(Extracted records)
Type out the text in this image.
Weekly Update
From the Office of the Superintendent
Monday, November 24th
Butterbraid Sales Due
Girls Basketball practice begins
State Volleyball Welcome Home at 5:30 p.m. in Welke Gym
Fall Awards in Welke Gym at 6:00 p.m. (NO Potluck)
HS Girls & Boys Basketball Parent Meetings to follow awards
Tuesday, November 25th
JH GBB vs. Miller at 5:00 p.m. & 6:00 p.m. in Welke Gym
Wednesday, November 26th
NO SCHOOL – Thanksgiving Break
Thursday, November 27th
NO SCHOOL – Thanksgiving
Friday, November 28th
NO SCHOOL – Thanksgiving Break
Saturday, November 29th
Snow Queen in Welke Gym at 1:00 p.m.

What this task involves:
Write out every line of the listing that holds the word "November".

The solution:
Monday, November 24th
Tuesday, November 25th
Wednesday, November 26th
Thursday, November 27th
Friday, November 28th
Saturday, November 29th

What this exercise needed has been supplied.